■ Given entries:
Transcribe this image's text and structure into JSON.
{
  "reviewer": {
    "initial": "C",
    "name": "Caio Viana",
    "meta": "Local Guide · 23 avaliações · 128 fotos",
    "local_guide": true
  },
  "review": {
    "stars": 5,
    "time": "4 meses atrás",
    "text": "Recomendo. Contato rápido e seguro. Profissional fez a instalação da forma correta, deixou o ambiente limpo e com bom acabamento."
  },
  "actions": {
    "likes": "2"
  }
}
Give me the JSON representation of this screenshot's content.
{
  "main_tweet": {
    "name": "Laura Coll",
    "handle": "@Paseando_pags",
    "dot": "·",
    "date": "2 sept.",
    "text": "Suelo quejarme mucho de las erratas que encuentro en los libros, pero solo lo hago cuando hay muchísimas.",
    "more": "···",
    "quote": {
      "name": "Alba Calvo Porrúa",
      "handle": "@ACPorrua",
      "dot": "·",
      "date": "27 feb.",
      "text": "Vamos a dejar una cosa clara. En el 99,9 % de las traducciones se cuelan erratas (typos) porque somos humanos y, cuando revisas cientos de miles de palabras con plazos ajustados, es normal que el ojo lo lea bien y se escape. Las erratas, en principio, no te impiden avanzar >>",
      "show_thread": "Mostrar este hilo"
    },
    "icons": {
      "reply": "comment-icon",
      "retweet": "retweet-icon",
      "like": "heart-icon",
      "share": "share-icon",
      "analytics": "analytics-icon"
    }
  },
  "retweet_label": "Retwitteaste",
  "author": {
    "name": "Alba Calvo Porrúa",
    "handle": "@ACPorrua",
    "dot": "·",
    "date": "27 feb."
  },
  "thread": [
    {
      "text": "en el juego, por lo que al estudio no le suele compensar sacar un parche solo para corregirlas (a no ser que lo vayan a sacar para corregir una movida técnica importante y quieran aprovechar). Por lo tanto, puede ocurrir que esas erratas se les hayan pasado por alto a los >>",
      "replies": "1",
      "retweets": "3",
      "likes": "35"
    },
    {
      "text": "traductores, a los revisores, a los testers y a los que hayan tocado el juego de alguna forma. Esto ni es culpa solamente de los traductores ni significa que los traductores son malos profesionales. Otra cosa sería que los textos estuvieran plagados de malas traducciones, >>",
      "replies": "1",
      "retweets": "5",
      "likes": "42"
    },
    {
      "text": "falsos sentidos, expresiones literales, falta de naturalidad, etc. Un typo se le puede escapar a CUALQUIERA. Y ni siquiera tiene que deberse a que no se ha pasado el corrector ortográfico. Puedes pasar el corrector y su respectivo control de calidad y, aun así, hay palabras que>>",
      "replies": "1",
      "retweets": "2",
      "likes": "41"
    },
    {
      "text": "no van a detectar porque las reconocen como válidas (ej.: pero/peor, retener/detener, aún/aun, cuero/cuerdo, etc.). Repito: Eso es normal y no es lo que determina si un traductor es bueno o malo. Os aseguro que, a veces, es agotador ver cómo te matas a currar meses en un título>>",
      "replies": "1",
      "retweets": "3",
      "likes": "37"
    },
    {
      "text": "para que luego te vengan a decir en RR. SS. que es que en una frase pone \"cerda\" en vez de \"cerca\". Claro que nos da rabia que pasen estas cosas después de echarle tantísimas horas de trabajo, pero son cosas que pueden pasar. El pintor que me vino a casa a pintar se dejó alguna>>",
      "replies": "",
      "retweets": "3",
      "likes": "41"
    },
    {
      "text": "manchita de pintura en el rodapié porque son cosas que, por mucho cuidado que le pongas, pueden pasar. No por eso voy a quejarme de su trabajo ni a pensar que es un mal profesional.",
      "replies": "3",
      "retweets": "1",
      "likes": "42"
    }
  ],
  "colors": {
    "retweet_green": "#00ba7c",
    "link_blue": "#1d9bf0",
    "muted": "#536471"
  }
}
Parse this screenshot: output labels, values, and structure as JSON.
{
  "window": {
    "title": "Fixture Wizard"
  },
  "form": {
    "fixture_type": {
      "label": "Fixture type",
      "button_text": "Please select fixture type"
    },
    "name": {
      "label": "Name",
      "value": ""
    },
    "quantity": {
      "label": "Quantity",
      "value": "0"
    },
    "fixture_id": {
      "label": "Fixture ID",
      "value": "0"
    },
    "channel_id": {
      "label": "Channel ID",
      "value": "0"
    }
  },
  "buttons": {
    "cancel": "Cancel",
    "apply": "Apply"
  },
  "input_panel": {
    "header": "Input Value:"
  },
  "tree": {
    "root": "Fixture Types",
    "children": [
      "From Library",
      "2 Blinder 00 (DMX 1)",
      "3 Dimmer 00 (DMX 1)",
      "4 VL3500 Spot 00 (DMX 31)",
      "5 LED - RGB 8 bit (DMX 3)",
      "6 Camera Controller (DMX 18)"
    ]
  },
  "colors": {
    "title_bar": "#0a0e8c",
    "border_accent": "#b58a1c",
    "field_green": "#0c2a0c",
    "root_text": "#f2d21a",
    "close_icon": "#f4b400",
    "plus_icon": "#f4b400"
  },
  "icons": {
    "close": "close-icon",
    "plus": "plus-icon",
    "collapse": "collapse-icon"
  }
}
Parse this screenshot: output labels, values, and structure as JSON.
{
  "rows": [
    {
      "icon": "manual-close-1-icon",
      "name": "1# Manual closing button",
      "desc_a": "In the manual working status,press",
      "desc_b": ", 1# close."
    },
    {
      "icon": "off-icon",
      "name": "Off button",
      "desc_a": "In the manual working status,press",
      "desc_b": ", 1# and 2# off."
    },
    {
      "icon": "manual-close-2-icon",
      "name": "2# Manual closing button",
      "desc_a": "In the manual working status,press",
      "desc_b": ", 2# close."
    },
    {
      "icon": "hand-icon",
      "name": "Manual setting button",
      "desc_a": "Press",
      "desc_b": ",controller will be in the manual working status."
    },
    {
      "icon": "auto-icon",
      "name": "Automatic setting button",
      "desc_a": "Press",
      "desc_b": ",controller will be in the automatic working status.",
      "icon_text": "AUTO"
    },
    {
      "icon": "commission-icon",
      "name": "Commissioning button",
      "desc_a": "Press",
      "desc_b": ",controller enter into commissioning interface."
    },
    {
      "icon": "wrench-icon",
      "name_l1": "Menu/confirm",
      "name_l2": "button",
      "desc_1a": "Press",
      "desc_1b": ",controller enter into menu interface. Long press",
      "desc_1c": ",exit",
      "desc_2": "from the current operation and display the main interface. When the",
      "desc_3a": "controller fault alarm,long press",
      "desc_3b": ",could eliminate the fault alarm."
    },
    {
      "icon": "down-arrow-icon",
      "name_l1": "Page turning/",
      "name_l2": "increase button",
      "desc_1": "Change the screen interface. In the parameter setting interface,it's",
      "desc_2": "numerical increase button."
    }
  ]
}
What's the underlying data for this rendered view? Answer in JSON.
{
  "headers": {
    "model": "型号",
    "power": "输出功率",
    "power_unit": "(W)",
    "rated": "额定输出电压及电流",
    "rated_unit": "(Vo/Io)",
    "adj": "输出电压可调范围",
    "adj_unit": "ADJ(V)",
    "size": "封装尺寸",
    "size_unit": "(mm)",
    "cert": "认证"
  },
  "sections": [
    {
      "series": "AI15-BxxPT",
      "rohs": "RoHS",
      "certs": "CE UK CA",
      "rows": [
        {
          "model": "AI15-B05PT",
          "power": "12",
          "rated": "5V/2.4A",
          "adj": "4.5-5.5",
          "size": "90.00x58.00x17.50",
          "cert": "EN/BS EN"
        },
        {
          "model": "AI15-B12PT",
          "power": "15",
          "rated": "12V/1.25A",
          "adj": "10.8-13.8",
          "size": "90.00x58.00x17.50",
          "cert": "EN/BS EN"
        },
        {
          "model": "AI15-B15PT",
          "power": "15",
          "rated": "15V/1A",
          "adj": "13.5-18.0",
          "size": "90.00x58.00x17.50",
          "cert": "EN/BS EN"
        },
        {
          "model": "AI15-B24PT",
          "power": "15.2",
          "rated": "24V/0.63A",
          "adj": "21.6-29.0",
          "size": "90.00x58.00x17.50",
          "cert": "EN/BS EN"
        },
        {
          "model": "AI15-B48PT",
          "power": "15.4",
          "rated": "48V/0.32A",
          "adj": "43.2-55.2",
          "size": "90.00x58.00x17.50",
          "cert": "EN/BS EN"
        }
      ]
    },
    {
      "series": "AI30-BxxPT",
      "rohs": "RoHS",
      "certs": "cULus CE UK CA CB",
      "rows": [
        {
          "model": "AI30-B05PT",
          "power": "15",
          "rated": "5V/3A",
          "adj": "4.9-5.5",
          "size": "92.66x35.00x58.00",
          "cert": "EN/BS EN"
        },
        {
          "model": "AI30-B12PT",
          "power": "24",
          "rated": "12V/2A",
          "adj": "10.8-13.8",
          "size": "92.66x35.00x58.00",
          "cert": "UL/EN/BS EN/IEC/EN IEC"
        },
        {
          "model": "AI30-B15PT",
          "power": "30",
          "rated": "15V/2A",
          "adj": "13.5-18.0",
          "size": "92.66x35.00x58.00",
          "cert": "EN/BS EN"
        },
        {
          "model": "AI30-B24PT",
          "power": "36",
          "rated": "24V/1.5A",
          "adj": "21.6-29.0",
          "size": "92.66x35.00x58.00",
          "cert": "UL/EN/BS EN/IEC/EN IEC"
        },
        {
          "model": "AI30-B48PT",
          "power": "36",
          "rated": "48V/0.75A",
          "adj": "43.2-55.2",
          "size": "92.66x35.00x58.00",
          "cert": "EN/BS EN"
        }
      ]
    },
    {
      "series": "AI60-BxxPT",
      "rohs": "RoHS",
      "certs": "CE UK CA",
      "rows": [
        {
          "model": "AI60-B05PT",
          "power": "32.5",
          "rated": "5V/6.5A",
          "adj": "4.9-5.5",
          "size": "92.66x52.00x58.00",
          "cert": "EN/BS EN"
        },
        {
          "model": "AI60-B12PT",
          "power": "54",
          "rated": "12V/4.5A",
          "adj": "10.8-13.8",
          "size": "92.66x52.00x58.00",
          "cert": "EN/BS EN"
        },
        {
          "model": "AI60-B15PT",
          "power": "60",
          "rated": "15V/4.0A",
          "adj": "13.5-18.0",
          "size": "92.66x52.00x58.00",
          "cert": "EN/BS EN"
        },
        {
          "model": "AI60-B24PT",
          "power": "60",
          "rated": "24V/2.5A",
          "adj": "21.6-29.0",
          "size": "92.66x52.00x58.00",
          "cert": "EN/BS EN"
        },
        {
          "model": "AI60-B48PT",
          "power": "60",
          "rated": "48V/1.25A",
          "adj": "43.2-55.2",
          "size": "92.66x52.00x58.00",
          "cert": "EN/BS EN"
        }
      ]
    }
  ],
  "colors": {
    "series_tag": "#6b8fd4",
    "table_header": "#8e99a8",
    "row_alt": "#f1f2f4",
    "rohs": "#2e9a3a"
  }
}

■ Task details: How many of the lines in the listing above hold the word "will"? Report only that figure.

■ Correct output: 2